* **What the exercise asks**
Check each line of the listing below for the string "color", and copy the ones that have it.

* **Given records**
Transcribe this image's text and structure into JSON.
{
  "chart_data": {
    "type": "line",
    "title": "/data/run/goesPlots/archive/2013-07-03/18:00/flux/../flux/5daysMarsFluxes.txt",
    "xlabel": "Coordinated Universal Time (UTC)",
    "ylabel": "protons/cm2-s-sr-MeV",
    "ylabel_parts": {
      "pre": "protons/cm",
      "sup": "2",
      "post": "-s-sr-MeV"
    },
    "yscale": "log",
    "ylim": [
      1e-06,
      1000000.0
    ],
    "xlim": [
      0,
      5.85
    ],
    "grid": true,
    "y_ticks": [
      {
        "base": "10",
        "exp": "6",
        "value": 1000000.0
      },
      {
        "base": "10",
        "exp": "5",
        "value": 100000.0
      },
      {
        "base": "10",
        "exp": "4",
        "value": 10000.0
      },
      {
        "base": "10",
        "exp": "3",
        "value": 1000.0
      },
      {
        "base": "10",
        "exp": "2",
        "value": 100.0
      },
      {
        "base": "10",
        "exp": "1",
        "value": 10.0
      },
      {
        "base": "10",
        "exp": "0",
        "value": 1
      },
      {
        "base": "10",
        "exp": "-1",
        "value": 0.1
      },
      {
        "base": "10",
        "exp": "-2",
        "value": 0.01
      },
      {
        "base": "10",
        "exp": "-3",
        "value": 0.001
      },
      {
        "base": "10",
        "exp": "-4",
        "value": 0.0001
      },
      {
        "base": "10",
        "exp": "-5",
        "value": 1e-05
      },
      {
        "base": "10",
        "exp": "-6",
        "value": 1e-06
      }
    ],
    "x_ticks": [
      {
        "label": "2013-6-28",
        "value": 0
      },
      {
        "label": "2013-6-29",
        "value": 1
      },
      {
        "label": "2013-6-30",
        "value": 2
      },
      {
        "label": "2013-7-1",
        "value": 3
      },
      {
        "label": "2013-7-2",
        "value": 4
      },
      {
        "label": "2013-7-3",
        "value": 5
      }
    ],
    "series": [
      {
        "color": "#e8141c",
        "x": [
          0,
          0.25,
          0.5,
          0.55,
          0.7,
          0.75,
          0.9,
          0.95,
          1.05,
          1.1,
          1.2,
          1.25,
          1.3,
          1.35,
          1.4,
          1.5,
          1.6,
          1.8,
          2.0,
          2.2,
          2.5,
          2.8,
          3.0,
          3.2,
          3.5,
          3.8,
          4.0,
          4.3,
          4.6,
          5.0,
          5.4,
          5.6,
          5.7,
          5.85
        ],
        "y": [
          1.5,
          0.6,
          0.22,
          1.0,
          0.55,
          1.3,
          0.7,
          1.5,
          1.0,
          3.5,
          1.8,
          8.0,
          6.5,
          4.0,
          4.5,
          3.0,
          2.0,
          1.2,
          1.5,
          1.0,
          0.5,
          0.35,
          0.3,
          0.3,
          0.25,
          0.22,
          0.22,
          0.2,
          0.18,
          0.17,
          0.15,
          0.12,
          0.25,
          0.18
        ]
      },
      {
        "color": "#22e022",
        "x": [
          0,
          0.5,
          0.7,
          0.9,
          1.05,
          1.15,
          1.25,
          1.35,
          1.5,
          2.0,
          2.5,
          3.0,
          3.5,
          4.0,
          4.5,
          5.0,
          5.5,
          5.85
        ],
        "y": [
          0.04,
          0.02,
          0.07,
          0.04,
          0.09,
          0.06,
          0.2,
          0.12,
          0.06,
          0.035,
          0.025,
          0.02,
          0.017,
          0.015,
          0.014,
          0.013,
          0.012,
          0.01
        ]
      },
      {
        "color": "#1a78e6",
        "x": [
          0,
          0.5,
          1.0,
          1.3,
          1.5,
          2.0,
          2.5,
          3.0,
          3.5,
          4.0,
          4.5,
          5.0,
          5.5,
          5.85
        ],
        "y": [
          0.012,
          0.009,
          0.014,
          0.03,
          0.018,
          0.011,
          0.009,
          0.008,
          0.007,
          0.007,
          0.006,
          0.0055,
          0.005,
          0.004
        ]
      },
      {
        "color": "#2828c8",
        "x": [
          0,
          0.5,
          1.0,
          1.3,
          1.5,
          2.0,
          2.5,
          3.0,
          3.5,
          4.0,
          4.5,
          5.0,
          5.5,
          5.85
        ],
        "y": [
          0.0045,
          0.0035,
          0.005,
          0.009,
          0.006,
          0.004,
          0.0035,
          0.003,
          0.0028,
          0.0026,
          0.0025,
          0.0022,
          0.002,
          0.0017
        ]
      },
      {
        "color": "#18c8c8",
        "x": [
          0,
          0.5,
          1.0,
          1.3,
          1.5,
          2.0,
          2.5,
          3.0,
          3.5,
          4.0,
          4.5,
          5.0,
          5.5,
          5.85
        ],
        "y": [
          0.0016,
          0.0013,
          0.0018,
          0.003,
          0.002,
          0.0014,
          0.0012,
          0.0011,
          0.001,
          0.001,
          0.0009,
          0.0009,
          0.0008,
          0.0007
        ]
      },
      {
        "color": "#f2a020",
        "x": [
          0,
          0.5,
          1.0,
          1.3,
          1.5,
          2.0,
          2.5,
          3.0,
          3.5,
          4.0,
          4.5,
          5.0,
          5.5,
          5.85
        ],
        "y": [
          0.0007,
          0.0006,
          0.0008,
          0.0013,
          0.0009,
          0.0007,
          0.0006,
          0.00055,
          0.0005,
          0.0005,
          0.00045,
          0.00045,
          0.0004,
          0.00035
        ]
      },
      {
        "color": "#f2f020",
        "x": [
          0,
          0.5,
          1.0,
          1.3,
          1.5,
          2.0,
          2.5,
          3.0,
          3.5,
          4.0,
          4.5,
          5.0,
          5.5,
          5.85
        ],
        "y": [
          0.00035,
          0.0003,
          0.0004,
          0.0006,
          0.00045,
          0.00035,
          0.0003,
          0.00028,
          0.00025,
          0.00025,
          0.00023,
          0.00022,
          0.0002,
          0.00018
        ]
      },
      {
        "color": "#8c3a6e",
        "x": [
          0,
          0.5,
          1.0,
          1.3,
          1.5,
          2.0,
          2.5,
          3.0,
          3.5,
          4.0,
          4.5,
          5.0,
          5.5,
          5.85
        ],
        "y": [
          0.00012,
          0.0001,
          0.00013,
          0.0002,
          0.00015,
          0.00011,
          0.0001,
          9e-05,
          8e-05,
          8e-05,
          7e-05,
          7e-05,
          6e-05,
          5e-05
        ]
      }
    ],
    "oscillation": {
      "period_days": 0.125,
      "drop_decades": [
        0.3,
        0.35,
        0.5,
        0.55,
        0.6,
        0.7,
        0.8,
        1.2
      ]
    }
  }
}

* **Solution for this task**
        "color": "#e8141c",
        "color": "#22e022",
        "color": "#1a78e6",
        "color": "#2828c8",
        "color": "#18c8c8",
        "color": "#f2a020",
        "color": "#f2f020",
        "color": "#8c3a6e",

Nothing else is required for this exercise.